— YOUR INSTRUCTIONS —
Wherever the word "habitación" appears in a line, copy that line.

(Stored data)
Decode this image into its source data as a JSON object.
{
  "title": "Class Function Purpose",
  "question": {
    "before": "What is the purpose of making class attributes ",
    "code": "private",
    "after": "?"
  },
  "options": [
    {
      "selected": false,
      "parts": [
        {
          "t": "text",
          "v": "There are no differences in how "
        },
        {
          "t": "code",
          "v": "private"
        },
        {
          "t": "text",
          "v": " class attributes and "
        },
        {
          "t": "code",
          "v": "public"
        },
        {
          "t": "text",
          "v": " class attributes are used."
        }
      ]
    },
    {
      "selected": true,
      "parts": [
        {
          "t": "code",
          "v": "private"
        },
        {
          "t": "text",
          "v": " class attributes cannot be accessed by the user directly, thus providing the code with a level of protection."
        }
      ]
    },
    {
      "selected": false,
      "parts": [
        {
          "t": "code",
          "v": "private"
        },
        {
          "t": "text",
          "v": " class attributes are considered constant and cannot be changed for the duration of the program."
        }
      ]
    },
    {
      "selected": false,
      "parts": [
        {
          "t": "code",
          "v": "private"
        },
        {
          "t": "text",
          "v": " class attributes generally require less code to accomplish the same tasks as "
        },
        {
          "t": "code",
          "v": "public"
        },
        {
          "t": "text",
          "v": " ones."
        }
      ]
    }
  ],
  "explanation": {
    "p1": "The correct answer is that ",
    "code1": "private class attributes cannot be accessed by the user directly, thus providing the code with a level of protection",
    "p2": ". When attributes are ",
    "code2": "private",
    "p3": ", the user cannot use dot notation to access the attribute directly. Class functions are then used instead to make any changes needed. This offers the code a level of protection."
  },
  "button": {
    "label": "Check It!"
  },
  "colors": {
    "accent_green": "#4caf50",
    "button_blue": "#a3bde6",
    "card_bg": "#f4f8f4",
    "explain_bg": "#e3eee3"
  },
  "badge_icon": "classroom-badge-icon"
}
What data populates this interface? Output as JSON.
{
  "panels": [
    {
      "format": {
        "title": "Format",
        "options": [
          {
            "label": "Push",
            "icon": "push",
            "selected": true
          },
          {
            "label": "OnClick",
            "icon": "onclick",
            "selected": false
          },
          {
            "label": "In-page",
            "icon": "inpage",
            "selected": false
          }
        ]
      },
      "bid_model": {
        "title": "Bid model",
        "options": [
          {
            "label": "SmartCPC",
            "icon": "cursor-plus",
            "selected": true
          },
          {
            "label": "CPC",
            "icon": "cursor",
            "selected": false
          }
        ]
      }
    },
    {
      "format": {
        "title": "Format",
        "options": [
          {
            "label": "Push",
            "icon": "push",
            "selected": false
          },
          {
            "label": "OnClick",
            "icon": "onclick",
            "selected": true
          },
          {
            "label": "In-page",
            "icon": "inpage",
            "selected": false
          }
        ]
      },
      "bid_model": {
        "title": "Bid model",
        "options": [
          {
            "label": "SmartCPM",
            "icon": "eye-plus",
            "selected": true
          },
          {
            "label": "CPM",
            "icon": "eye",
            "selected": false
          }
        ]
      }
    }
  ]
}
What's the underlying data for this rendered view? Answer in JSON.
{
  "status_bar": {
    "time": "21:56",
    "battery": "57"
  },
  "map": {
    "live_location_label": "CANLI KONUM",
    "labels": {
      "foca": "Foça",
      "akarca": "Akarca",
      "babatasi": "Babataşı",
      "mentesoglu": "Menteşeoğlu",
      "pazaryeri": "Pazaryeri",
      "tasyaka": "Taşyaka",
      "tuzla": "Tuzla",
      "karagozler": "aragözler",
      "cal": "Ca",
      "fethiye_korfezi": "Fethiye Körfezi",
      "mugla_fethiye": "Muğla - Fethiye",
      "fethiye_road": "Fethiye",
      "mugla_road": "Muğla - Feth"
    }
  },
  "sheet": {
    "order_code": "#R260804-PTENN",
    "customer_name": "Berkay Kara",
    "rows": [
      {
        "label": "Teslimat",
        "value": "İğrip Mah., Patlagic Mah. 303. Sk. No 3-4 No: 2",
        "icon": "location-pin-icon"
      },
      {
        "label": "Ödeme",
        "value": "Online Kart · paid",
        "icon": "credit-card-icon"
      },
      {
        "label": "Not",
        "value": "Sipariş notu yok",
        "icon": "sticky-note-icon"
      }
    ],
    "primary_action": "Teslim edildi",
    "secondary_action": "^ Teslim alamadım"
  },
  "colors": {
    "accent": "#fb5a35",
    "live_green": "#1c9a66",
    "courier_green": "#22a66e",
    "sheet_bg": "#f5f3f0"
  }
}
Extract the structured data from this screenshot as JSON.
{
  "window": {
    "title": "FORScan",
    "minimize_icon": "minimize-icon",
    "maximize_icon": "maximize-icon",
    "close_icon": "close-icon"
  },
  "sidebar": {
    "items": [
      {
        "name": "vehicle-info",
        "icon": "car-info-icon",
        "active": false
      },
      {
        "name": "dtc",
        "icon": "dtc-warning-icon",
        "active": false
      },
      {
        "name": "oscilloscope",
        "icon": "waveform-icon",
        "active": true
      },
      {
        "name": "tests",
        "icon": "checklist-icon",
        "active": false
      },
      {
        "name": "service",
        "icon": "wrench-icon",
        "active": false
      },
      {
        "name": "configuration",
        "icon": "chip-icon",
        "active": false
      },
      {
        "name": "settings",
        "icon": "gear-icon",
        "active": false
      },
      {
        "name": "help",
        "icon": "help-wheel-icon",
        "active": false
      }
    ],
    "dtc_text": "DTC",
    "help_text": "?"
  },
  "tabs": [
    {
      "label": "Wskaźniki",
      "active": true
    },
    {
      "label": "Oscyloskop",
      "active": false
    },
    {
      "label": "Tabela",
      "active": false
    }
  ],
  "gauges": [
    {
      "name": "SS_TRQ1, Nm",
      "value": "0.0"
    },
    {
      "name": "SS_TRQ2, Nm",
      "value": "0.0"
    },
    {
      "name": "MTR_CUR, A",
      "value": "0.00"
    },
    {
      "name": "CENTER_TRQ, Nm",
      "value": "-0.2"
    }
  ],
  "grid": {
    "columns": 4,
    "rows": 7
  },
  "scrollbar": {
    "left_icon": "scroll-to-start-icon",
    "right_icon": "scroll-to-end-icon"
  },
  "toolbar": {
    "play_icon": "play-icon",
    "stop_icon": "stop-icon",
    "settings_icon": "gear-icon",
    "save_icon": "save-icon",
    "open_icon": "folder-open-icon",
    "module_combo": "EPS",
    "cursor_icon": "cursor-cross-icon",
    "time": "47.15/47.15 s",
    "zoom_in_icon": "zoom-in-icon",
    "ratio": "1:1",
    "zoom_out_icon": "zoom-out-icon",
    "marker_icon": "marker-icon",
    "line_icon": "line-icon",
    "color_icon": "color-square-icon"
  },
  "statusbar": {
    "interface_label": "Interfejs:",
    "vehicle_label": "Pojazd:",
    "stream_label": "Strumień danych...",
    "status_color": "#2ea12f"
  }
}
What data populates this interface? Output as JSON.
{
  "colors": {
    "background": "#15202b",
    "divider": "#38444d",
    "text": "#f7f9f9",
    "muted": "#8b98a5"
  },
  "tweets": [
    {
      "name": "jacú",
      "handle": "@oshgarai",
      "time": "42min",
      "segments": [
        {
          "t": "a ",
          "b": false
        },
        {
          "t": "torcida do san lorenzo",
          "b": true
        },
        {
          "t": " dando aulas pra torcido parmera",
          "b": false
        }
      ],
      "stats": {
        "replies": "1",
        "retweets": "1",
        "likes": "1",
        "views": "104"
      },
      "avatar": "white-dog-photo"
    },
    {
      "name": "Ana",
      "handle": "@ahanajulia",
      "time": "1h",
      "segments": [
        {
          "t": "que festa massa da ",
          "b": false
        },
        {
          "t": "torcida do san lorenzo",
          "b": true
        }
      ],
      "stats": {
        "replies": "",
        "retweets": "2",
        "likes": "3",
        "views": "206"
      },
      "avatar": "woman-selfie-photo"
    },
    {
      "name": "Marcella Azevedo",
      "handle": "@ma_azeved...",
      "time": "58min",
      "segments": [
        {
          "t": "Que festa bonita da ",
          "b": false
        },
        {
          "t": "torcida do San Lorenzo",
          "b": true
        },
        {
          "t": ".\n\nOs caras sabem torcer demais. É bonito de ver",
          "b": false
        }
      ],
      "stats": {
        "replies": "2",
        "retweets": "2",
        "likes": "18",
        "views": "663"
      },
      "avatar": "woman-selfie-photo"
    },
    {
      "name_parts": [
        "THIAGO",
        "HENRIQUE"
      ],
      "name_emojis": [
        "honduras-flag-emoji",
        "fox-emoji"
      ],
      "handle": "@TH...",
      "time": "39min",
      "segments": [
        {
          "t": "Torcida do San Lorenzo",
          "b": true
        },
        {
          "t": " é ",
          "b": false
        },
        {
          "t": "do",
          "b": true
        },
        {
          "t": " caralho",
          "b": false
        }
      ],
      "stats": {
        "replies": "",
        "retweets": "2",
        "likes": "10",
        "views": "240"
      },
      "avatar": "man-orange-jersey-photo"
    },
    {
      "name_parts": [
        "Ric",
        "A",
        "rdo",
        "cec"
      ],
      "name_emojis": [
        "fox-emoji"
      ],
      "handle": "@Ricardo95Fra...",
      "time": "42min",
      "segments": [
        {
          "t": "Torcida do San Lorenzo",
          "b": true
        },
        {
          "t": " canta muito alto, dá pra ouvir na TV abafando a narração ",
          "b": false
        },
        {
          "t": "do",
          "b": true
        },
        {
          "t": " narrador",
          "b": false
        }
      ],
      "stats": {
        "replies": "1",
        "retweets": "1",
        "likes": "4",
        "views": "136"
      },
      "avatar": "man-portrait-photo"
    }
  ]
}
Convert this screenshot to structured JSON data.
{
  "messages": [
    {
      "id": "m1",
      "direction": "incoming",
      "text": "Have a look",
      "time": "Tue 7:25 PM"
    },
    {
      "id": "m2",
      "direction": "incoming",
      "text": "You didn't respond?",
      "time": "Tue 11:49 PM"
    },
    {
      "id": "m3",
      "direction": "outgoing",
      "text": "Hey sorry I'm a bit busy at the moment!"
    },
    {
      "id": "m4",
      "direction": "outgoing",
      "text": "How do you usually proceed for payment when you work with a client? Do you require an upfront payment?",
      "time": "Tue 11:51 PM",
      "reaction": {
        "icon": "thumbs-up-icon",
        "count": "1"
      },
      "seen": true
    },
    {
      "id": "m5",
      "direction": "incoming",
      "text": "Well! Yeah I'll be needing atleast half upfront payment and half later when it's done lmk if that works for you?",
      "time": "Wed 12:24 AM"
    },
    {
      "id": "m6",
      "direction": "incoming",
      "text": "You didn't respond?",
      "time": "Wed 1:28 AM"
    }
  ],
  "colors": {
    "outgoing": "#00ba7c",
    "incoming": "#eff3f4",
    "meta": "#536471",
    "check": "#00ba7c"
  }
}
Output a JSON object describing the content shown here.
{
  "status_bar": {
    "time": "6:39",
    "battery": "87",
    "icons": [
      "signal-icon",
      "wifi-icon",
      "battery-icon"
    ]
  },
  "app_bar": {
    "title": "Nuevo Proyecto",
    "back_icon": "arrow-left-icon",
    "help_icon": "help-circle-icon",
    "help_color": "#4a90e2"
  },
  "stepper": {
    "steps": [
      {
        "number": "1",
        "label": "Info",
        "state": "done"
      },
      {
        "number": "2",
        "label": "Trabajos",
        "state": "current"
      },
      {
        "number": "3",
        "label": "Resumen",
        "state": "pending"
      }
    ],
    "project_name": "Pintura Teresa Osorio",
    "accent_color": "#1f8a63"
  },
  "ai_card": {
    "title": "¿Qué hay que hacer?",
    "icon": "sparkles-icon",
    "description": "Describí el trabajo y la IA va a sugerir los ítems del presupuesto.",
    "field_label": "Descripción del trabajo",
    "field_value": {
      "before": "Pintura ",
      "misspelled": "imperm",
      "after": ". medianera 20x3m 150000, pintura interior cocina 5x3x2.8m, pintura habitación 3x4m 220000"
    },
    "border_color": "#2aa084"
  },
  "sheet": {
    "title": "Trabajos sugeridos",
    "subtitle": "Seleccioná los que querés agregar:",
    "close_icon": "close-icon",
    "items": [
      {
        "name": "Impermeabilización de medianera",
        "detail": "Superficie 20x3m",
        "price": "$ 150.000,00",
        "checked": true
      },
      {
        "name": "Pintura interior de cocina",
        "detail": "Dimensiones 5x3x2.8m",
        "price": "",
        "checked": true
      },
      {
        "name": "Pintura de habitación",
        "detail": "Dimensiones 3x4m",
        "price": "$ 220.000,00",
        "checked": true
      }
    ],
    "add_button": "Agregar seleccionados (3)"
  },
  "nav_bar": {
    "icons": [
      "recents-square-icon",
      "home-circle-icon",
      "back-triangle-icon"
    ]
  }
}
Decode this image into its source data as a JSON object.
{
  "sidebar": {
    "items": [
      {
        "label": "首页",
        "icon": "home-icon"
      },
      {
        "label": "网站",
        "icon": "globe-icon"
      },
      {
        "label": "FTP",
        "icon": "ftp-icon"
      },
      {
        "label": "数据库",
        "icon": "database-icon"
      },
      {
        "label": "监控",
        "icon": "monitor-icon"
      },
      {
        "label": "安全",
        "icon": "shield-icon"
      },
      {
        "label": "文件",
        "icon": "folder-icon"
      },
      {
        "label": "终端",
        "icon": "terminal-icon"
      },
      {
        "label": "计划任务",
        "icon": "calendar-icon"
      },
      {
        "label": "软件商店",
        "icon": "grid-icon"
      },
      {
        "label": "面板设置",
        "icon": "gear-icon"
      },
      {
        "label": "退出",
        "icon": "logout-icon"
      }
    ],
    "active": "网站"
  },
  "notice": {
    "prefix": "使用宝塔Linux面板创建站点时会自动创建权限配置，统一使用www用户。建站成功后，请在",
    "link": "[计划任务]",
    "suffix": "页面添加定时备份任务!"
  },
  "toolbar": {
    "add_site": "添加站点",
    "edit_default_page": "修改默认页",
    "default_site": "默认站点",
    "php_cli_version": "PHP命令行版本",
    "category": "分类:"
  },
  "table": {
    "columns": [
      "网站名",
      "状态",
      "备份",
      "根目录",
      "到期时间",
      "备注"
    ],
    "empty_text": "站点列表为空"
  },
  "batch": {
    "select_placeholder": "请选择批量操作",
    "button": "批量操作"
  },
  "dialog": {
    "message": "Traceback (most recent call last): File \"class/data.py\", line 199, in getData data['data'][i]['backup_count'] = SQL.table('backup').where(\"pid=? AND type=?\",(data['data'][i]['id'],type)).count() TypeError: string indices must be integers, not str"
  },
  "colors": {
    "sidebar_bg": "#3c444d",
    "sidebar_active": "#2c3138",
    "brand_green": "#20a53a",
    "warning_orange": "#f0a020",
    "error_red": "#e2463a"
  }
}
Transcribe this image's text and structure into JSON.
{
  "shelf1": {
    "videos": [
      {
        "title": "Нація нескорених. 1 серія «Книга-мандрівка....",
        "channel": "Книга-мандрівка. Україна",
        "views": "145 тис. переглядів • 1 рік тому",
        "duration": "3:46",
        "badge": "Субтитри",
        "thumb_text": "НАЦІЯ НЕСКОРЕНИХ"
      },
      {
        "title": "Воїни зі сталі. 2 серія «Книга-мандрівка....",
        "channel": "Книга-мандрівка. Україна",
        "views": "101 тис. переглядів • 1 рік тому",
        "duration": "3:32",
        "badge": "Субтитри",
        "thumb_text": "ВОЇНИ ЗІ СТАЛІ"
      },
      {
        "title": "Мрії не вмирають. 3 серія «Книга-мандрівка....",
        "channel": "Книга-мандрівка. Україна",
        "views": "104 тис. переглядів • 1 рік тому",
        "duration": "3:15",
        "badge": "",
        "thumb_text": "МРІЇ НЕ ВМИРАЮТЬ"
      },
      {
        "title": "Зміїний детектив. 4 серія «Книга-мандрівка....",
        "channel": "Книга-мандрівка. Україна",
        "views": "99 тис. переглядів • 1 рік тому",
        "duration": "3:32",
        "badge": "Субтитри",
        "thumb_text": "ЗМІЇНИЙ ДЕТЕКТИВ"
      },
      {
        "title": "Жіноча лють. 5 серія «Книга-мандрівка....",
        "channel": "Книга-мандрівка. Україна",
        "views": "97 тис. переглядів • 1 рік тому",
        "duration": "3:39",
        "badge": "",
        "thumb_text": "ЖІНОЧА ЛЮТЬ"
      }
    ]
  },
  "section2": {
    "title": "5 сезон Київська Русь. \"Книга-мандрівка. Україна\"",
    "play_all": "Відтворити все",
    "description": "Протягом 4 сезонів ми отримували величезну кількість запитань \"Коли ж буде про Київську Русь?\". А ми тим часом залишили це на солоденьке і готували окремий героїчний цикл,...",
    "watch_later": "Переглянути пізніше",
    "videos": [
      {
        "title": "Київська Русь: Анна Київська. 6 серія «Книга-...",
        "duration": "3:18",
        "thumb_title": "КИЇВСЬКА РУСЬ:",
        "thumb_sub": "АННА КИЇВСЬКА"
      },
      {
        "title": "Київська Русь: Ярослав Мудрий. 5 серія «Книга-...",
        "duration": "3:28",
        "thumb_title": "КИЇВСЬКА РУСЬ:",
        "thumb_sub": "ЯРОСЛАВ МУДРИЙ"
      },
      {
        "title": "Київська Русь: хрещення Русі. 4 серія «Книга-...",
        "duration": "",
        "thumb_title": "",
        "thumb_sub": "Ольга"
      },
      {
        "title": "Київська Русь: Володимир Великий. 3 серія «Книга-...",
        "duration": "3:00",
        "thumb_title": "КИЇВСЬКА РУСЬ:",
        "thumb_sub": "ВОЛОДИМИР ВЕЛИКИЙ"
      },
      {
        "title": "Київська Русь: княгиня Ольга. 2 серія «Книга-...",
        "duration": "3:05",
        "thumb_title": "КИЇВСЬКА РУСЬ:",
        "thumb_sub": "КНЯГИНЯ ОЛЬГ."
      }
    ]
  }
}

— SOLUTION TO THE EXERCISE —
      "after": ". medianera 20x3m 150000, pintura interior cocina 5x3x2.8m, pintura habitación 3x4m 220000"
        "name": "Pintura de habitación",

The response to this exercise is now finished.